* [GIVEN EXERCISE]: Gather, from the listing beneath this task, every line holding the string "message".

begin DATA FOR THIS TASK

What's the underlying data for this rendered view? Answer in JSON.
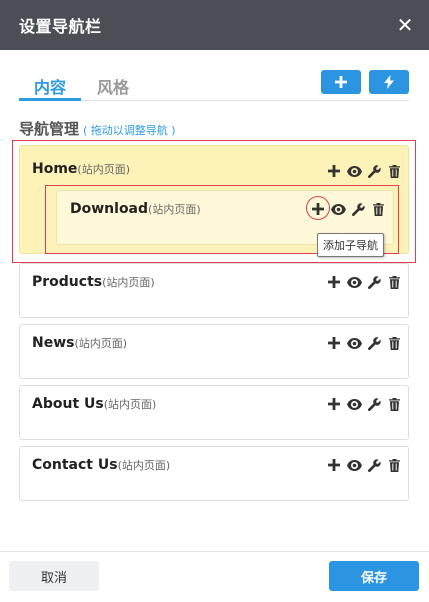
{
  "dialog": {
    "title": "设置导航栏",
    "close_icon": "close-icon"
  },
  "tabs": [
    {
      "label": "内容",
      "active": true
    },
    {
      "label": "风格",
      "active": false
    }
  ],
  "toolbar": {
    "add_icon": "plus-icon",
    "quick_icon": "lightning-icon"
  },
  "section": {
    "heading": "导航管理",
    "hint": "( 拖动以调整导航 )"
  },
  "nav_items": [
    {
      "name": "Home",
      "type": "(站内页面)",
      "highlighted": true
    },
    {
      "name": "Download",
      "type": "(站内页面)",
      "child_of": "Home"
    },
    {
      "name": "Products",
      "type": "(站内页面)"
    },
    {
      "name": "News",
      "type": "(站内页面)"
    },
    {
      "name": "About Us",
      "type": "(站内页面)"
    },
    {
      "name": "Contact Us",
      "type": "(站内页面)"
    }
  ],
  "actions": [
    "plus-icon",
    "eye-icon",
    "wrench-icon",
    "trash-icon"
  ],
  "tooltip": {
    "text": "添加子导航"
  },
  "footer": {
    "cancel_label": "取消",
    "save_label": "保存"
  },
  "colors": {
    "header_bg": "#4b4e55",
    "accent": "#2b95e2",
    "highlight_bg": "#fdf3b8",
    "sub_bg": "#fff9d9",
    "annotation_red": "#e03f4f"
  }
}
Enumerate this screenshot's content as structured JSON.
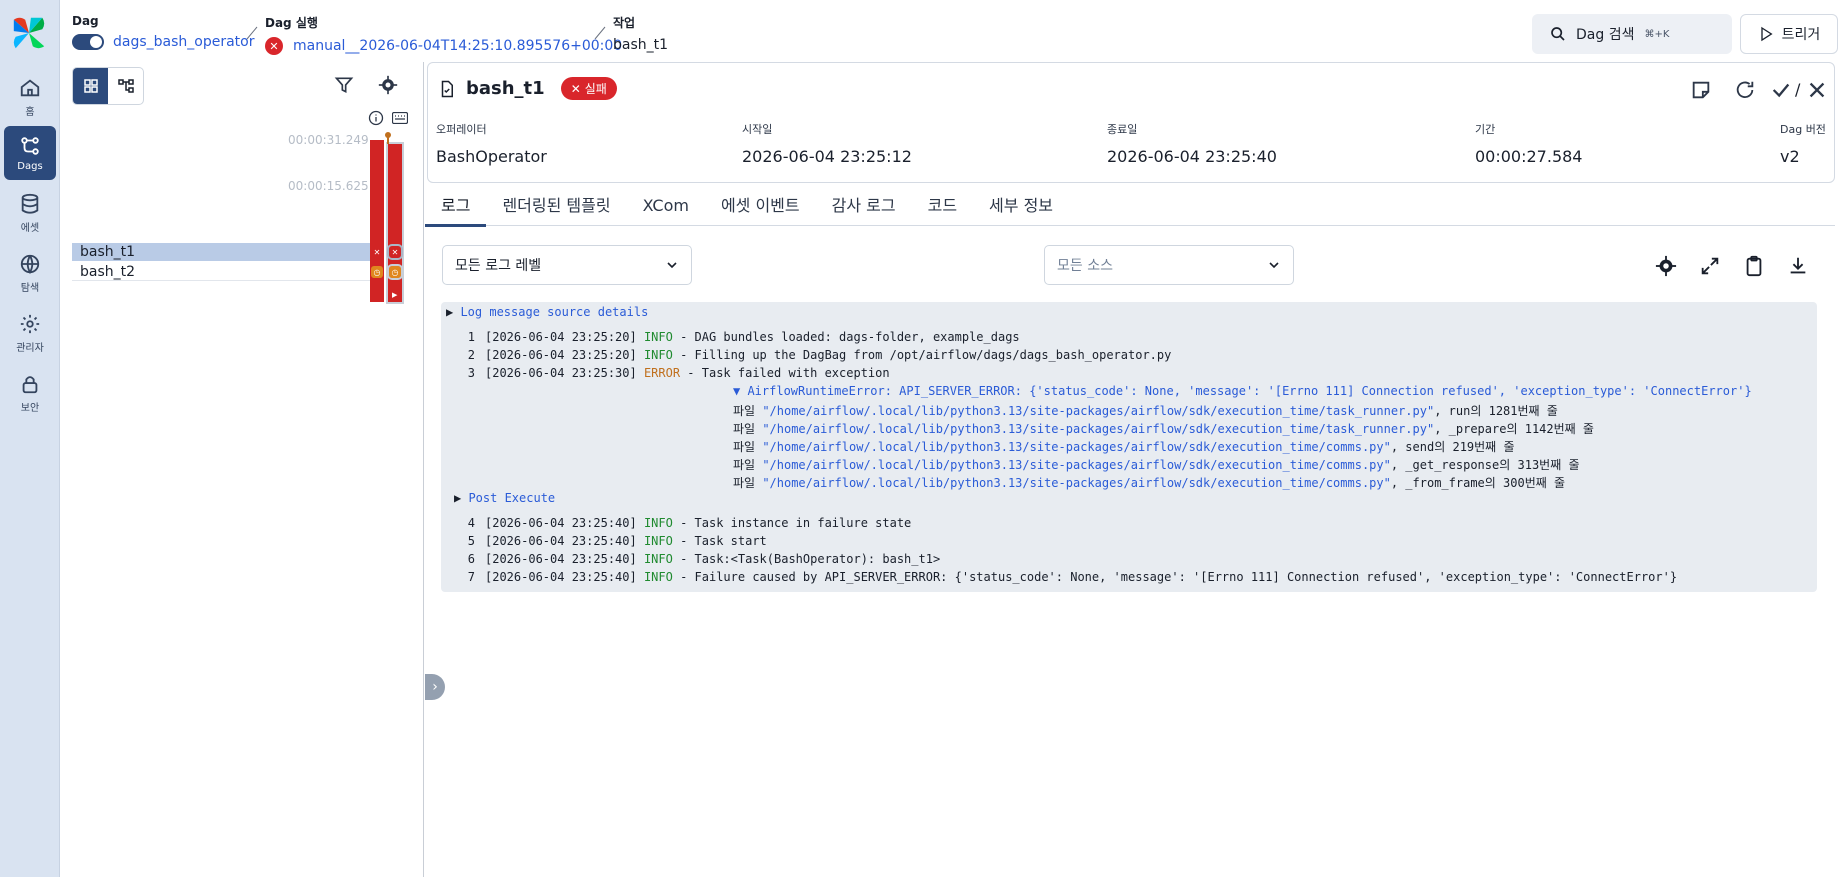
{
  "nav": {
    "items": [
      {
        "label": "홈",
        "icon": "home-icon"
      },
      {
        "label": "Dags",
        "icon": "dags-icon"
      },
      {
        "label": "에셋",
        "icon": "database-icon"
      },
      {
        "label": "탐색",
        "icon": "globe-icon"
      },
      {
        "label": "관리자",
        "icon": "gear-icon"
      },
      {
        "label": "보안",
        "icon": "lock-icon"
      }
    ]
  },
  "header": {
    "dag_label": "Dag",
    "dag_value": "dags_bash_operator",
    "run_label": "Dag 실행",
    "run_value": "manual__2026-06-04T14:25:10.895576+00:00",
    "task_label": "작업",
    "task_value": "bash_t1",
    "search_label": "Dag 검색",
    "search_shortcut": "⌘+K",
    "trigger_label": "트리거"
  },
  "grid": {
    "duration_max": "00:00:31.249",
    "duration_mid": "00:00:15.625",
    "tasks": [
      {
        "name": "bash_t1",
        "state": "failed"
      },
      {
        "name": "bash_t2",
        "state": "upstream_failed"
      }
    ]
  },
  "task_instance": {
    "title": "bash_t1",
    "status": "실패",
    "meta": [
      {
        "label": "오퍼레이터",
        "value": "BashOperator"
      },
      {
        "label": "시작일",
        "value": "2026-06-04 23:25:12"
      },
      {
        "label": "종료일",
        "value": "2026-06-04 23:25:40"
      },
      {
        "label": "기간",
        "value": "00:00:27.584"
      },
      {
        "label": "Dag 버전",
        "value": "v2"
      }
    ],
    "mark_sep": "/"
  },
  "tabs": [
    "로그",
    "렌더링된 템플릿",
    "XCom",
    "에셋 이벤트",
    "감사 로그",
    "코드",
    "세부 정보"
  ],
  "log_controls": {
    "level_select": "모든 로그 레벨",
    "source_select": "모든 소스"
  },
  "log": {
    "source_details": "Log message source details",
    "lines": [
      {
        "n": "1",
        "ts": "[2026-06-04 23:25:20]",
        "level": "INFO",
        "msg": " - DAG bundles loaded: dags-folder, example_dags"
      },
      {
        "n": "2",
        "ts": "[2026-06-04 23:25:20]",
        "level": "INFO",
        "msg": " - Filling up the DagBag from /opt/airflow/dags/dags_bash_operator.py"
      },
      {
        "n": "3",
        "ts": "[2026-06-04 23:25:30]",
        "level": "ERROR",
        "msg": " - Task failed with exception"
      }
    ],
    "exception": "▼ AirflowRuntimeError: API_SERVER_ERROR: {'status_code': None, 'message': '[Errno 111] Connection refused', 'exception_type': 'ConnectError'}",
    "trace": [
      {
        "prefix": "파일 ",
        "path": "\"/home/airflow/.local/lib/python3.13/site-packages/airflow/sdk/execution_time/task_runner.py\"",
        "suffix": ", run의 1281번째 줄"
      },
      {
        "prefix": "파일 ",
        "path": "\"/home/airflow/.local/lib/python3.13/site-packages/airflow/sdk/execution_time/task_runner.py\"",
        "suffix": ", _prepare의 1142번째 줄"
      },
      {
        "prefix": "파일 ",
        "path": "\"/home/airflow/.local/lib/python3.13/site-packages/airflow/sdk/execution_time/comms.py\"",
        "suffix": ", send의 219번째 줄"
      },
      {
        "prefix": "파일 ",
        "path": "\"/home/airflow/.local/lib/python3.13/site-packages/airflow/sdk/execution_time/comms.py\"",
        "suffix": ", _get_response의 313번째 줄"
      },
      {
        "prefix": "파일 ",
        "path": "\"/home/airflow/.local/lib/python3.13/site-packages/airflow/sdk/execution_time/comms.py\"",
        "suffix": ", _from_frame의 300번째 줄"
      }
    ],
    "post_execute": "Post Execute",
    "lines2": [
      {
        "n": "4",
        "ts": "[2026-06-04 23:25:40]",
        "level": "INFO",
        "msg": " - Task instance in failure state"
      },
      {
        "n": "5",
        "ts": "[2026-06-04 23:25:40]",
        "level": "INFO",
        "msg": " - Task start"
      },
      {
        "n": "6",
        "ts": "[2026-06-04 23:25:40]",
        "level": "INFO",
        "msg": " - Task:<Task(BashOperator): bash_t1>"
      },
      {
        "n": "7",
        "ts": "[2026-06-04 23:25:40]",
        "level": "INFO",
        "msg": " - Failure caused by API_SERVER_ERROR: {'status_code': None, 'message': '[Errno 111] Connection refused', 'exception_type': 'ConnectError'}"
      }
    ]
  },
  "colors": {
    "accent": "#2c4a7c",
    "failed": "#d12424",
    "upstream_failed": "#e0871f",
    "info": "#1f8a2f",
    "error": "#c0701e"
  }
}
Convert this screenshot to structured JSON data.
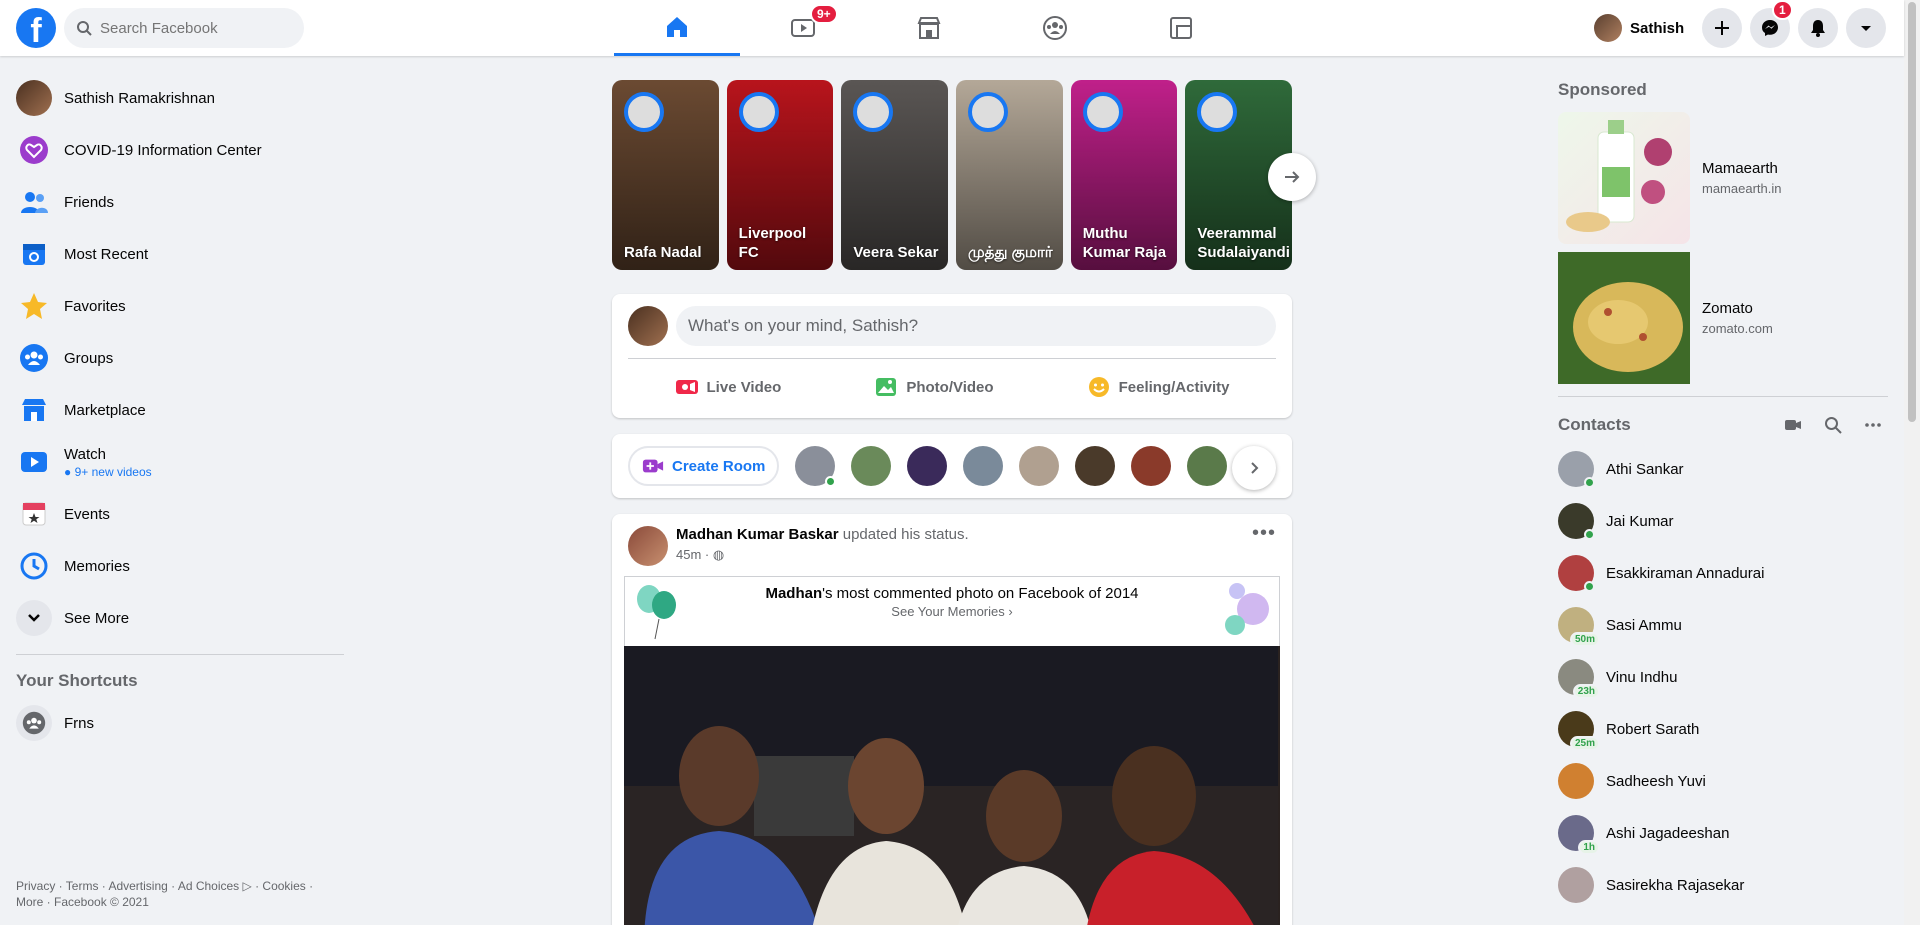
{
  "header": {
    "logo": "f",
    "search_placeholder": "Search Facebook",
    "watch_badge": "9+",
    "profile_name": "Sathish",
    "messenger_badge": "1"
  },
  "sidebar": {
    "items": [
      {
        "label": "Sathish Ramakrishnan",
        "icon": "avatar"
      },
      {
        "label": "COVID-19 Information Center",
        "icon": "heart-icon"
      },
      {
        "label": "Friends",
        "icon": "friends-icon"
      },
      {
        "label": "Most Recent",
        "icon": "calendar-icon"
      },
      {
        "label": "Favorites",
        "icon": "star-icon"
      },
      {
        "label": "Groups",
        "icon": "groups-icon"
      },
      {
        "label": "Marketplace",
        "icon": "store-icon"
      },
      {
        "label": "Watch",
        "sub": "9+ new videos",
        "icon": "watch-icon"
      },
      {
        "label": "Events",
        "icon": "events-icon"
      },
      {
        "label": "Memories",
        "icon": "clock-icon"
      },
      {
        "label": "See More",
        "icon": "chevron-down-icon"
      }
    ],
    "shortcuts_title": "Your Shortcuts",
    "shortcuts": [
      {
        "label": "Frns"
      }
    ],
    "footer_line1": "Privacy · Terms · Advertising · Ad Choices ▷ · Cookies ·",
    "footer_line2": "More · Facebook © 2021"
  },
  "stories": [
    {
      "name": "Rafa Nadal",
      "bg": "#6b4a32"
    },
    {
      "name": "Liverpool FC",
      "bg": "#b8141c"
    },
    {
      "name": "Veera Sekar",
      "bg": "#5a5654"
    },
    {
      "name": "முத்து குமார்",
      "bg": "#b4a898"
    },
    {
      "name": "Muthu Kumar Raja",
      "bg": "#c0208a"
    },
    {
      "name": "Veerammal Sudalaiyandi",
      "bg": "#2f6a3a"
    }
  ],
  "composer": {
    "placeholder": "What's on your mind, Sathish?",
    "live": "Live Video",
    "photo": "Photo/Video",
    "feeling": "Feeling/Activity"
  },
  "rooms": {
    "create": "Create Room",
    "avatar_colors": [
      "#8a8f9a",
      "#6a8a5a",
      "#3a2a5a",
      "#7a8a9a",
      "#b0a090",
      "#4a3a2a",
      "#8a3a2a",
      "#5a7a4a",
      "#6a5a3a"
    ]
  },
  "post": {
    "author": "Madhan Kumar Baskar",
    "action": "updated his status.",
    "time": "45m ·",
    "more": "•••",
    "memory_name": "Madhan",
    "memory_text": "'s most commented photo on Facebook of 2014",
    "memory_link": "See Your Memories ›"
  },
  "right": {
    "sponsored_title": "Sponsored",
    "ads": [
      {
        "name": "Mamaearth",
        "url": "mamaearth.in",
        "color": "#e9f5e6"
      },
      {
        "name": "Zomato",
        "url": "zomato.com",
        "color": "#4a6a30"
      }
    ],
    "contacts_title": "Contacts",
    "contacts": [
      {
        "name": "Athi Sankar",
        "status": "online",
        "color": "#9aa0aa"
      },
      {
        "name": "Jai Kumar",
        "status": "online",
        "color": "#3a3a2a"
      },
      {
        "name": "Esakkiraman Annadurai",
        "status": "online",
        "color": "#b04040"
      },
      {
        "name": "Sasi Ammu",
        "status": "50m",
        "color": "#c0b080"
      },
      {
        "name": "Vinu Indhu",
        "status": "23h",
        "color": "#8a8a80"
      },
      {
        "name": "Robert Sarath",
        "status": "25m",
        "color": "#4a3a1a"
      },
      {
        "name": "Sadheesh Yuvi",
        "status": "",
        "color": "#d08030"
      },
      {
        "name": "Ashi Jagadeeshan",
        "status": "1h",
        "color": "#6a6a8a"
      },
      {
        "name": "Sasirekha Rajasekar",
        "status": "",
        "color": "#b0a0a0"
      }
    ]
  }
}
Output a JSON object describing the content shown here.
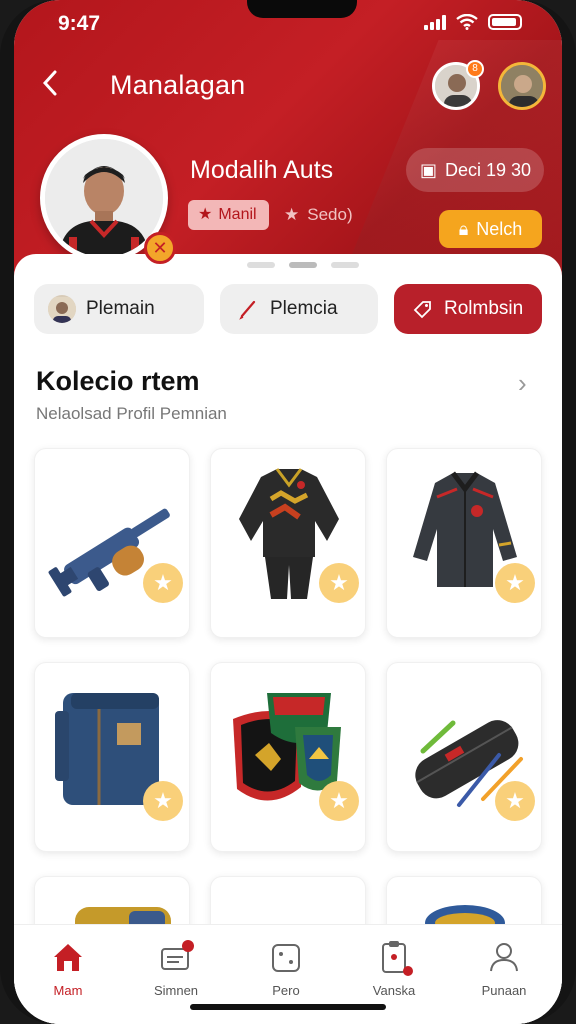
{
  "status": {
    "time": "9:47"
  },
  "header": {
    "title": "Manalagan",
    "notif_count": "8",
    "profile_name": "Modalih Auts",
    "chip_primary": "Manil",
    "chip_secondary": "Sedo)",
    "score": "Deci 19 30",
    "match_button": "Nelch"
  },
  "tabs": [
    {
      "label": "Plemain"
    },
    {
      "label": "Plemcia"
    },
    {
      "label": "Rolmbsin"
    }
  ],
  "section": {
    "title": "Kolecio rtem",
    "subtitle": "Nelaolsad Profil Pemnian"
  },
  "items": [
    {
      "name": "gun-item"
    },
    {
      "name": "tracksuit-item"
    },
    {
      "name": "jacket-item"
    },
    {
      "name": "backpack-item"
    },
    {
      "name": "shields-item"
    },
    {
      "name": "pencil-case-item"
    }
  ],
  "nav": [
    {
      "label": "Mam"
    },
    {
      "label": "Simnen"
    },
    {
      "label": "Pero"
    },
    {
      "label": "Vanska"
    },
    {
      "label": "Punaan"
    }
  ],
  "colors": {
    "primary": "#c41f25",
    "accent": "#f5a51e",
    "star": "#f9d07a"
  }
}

end DATA FOR THIS TASK

* [TASK ANSWER]:
    "source_details": "Log message source details",
    "exception": "▼ AirflowRuntimeError: API_SERVER_ERROR: {'status_code': None, 'message': '[Errno 111] Connection refused', 'exception_type': 'ConnectError'}",
        "msg": " - Failure caused by API_SERVER_ERROR: {'status_code': None, 'message': '[Errno 111] Connection refused', 'exception_type': 'ConnectError'}"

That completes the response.